PROBLEM SET -
1. From the opinion piece below on recording county commissioner meetings, list every public body whose meetings it says are video-recorded and rebroadcast.
2. Extend the opinion piece below on recording county commissioner meetings, picking up after its final sentence.

SOURCE TEXT -
** Begin **
At the League of Women Voters candidates forum last week I was surprised to hear Commissioner O'Brien say he couldn't think of anything more the county could be doing to improve communication. By law, he pointed out, all meetings and documents are available to the public.

Of course, virtually all commissioner meetings happen during the workday and in the Courthouse in Ellensburg. This makes it difficult for people with day jobs, and people who don't live in Ellensburg, to attend even occasional meetings, let alone a series of related meetings. Scheduling conflicts can also make press coverage difficult, even for important issues.

Ellensburg City Council, Ellensburg School Board, Cle Elum City Council, and Cle Elum-Roslyn School Board meetings are all video-recorded and rebroadcast, which helps explain why press coverage of these bodies is so much effective than coverage of county business.2

Doing the minimum required by law isn't much help when it comes to giving citizens real access to what the commissioners are up to, and in this day and age it's not acceptable.

As reported by the Daily Record last week, Commissioner O'Brien stated that it was too expensive to video record meetings (meetings are audio recorded, but are not, as far as I can tell, available without a trip to the Courthouse). He mentioned some numbers: the cameras in the Ellensburg City Council meeting room cost thousands of dollars each, and recording and storing county meetings would cost $100,000 for the first two years. "If you don't have the dollars, it doesn't make sense," he quipped.

A quick fact-check: try Googling "meeting video recording equipment" without the quotation marks. On my computer, the second hit is a memo from the City of North Bend, 80 miles west of Ellensburg. The memo reports a bid process that led to a system that had a one-time cost of about $20,000 for equipment and an annual cost of $15,000 to $20,000 for a vendor to handle the recordings. So, about half of Commissioner O'Brien's estimate, but then again the North Bend City Council probably spends less time meeting.
** End **
ENTRIES PROVIDED -
** Begin **
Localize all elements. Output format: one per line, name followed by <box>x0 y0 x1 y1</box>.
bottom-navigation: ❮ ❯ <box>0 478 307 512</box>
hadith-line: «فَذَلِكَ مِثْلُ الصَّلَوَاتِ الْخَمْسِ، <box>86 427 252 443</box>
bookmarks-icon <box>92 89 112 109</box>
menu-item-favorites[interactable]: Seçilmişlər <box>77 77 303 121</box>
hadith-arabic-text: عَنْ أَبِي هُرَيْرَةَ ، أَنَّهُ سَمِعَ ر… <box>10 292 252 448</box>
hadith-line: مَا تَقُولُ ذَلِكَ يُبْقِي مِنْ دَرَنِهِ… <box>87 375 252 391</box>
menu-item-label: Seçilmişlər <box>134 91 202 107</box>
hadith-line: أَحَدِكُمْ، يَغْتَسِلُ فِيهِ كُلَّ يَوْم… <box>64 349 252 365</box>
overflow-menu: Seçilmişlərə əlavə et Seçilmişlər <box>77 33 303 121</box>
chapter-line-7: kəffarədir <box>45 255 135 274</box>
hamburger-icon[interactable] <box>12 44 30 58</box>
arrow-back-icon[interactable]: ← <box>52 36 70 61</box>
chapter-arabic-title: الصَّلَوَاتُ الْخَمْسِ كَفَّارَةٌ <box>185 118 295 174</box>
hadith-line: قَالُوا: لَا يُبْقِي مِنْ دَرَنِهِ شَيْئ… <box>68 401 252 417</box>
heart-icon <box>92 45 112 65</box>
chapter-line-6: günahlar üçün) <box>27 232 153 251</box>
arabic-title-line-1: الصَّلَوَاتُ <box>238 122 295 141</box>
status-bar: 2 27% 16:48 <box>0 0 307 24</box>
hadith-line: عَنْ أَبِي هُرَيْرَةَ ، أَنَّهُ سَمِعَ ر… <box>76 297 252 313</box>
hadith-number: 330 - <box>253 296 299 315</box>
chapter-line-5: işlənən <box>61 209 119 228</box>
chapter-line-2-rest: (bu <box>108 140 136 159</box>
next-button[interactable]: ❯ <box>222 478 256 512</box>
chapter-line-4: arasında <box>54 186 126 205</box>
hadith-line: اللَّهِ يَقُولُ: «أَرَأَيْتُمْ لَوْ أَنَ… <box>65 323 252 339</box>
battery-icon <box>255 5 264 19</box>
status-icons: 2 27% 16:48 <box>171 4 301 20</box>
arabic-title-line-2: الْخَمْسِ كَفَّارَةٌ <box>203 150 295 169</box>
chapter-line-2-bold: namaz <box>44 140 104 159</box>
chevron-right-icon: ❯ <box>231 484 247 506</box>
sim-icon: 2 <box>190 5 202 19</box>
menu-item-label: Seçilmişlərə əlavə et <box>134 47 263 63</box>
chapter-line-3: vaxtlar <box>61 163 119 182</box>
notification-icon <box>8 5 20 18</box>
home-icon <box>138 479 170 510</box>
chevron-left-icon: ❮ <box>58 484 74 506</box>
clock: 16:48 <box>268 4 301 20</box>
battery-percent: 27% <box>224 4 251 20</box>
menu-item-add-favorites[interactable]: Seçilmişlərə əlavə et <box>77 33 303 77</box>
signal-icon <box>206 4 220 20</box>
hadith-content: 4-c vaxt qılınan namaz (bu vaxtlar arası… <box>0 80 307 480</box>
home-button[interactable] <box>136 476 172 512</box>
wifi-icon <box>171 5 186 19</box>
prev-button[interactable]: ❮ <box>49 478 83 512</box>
** End **
EXPECTED ANSWERS -
1.
Ellensburg City Council
Ellensburg School Board
Cle Elum City Council
Cle Elum-Roslyn School Board

2.
But here's an interesting thing: the memo was from 2005, five years before Mr. O'Brien took office. In the nine years since 2005, it seems reasonable to expect that costs have come down, and we intuitively know this is true. After all, the first iPhone didn't appear until 2007.

Then there's the question of how much it costs not to video record and broadcast county commissioner meetings.

In fact, this failure has cost us real money and heartache. This was evident at the Planning Commission meeting, where I went after the candidates forum. By that late in the evening the crowd had dwindled from hundreds of people to scores of people, most of them upset by the marijuana industry regulations. Might proper communication have saved many people a great deal of time?

It strikes me that the commissioners prefer the current situation, and to the extent they have researched options at all, they did not look very hard for affordable solutions. As with many things, there are costs for acting, and there are costs for not acting. I think the costs of not acting are higher.3

1In an earlier post I -- or, rather, Commissioner O'Brien himself -- mentioned why the commissioners might not want meetings televised: "When there's that close a scrutiny, things can change."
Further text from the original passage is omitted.